EXTRACTED MATERIAL:
* * * * *

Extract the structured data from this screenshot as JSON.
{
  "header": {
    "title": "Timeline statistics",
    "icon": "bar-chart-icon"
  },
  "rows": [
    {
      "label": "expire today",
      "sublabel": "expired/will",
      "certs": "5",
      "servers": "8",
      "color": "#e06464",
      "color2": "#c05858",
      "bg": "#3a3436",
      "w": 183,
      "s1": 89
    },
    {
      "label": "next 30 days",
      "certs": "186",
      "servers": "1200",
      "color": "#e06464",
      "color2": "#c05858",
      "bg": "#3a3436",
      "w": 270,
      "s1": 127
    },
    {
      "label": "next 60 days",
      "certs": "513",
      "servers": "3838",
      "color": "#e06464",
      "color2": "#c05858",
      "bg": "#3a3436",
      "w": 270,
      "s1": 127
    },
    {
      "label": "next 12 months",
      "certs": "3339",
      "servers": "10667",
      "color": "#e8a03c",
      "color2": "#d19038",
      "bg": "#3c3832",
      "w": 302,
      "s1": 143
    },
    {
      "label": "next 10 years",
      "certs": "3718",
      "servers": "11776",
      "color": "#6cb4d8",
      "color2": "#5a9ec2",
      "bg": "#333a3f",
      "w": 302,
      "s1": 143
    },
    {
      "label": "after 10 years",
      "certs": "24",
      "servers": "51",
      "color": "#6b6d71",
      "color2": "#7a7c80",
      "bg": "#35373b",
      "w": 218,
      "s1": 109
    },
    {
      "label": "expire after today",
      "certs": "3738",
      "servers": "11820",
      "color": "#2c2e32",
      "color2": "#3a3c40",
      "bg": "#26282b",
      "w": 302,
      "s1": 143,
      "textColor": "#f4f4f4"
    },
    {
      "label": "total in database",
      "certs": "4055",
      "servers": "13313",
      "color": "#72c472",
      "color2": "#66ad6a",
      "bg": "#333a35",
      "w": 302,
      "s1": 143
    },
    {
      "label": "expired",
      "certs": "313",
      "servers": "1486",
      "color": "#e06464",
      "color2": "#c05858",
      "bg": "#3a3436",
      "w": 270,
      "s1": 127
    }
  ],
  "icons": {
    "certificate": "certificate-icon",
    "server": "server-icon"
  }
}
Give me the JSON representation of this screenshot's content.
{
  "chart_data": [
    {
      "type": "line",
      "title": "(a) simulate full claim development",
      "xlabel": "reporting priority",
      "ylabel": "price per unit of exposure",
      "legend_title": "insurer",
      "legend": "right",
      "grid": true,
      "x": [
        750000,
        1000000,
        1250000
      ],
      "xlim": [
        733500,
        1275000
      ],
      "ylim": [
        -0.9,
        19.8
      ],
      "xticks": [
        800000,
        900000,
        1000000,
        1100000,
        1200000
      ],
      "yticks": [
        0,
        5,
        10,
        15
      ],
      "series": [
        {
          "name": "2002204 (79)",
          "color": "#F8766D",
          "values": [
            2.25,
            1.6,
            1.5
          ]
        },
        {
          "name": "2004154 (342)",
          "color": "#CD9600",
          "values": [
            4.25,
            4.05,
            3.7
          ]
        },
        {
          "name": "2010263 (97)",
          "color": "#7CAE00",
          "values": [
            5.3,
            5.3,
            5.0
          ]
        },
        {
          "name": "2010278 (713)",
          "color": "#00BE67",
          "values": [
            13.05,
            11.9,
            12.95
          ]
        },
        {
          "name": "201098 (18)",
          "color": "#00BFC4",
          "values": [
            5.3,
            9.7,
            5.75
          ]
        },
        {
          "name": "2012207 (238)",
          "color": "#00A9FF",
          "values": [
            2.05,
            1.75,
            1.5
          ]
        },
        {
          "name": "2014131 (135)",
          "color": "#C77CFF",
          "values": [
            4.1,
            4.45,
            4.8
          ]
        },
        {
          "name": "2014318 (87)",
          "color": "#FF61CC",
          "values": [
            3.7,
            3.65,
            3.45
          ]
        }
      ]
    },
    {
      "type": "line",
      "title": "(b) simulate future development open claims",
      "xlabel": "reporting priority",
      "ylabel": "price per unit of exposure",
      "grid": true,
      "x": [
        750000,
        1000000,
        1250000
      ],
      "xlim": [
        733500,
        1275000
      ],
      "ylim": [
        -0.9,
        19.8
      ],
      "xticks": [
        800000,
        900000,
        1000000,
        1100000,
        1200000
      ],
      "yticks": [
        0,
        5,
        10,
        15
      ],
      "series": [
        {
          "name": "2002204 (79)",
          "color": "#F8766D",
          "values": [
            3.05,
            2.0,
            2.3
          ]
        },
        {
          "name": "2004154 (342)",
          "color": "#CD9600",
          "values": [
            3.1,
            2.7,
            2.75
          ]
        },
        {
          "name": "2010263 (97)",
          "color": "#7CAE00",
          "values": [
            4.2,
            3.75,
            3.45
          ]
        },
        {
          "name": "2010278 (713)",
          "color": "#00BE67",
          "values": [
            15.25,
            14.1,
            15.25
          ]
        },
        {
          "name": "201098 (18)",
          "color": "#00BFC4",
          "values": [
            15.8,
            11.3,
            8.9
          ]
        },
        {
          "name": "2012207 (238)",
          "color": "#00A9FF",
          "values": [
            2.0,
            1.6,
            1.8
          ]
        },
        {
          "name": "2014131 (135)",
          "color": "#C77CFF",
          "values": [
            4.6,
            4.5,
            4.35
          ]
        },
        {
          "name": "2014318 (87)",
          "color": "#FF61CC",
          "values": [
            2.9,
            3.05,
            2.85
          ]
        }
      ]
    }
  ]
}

* * * * *

TO BE DONE:
Can you reproduce all the material exactly?

RESPONSE:
Extract the structured data from this screenshot as JSON.
{
  "header": {
    "title": "Timeline statistics",
    "icon": "bar-chart-icon"
  },
  "rows": [
    {
      "label": "expire today",
      "sublabel": "expired/will",
      "certs": "5",
      "servers": "8",
      "color": "#e06464",
      "color2": "#c05858",
      "bg": "#3a3436",
      "w": 183,
      "s1": 89
    },
    {
      "label": "next 30 days",
      "certs": "186",
      "servers": "1200",
      "color": "#e06464",
      "color2": "#c05858",
      "bg": "#3a3436",
      "w": 270,
      "s1": 127
    },
    {
      "label": "next 60 days",
      "certs": "513",
      "servers": "3838",
      "color": "#e06464",
      "color2": "#c05858",
      "bg": "#3a3436",
      "w": 270,
      "s1": 127
    },
    {
      "label": "next 12 months",
      "certs": "3339",
      "servers": "10667",
      "color": "#e8a03c",
      "color2": "#d19038",
      "bg": "#3c3832",
      "w": 302,
      "s1": 143
    },
    {
      "label": "next 10 years",
      "certs": "3718",
      "servers": "11776",
      "color": "#6cb4d8",
      "color2": "#5a9ec2",
      "bg": "#333a3f",
      "w": 302,
      "s1": 143
    },
    {
      "label": "after 10 years",
      "certs": "24",
      "servers": "51",
      "color": "#6b6d71",
      "color2": "#7a7c80",
      "bg": "#35373b",
      "w": 218,
      "s1": 109
    },
    {
      "label": "expire after today",
      "certs": "3738",
      "servers": "11820",
      "color": "#2c2e32",
      "color2": "#3a3c40",
      "bg": "#26282b",
      "w": 302,
      "s1": 143,
      "textColor": "#f4f4f4"
    },
    {
      "label": "total in database",
      "certs": "4055",
      "servers": "13313",
      "color": "#72c472",
      "color2": "#66ad6a",
      "bg": "#333a35",
      "w": 302,
      "s1": 143
    },
    {
      "label": "expired",
      "certs": "313",
      "servers": "1486",
      "color": "#e06464",
      "color2": "#c05858",
      "bg": "#3a3436",
      "w": 270,
      "s1": 127
    }
  ],
  "icons": {
    "certificate": "certificate-icon",
    "server": "server-icon"
  }
}
Give me the JSON representation of this screenshot's content.
{
  "chart_data": [
    {
      "type": "line",
      "title": "(a) simulate full claim development",
      "xlabel": "reporting priority",
      "ylabel": "price per unit of exposure",
      "legend_title": "insurer",
      "legend": "right",
      "grid": true,
      "x": [
        750000,
        1000000,
        1250000
      ],
      "xlim": [
        733500,
        1275000
      ],
      "ylim": [
        -0.9,
        19.8
      ],
      "xticks": [
        800000,
        900000,
        1000000,
        1100000,
        1200000
      ],
      "yticks": [
        0,
        5,
        10,
        15
      ],
      "series": [
        {
          "name": "2002204 (79)",
          "color": "#F8766D",
          "values": [
            2.25,
            1.6,
            1.5
          ]
        },
        {
          "name": "2004154 (342)",
          "color": "#CD9600",
          "values": [
            4.25,
            4.05,
            3.7
          ]
        },
        {
          "name": "2010263 (97)",
          "color": "#7CAE00",
          "values": [
            5.3,
            5.3,
            5.0
          ]
        },
        {
          "name": "2010278 (713)",
          "color": "#00BE67",
          "values": [
            13.05,
            11.9,
            12.95
          ]
        },
        {
          "name": "201098 (18)",
          "color": "#00BFC4",
          "values": [
            5.3,
            9.7,
            5.75
          ]
        },
        {
          "name": "2012207 (238)",
          "color": "#00A9FF",
          "values": [
            2.05,
            1.75,
            1.5
          ]
        },
        {
          "name": "2014131 (135)",
          "color": "#C77CFF",
          "values": [
            4.1,
            4.45,
            4.8
          ]
        },
        {
          "name": "2014318 (87)",
          "color": "#FF61CC",
          "values": [
            3.7,
            3.65,
            3.45
          ]
        }
      ]
    },
    {
      "type": "line",
      "title": "(b) simulate future development open claims",
      "xlabel": "reporting priority",
      "ylabel": "price per unit of exposure",
      "grid": true,
      "x": [
        750000,
        1000000,
        1250000
      ],
      "xlim": [
        733500,
        1275000
      ],
      "ylim": [
        -0.9,
        19.8
      ],
      "xticks": [
        800000,
        900000,
        1000000,
        1100000,
        1200000
      ],
      "yticks": [
        0,
        5,
        10,
        15
      ],
      "series": [
        {
          "name": "2002204 (79)",
          "color": "#F8766D",
          "values": [
            3.05,
            2.0,
            2.3
          ]
        },
        {
          "name": "2004154 (342)",
          "color": "#CD9600",
          "values": [
            3.1,
            2.7,
            2.75
          ]
        },
        {
          "name": "2010263 (97)",
          "color": "#7CAE00",
          "values": [
            4.2,
            3.75,
            3.45
          ]
        },
        {
          "name": "2010278 (713)",
          "color": "#00BE67",
          "values": [
            15.25,
            14.1,
            15.25
          ]
        },
        {
          "name": "201098 (18)",
          "color": "#00BFC4",
          "values": [
            15.8,
            11.3,
            8.9
          ]
        },
        {
          "name": "2012207 (238)",
          "color": "#00A9FF",
          "values": [
            2.0,
            1.6,
            1.8
          ]
        },
        {
          "name": "2014131 (135)",
          "color": "#C77CFF",
          "values": [
            4.6,
            4.5,
            4.35
          ]
        },
        {
          "name": "2014318 (87)",
          "color": "#FF61CC",
          "values": [
            2.9,
            3.05,
            2.85
          ]
        }
      ]
    }
  ]
}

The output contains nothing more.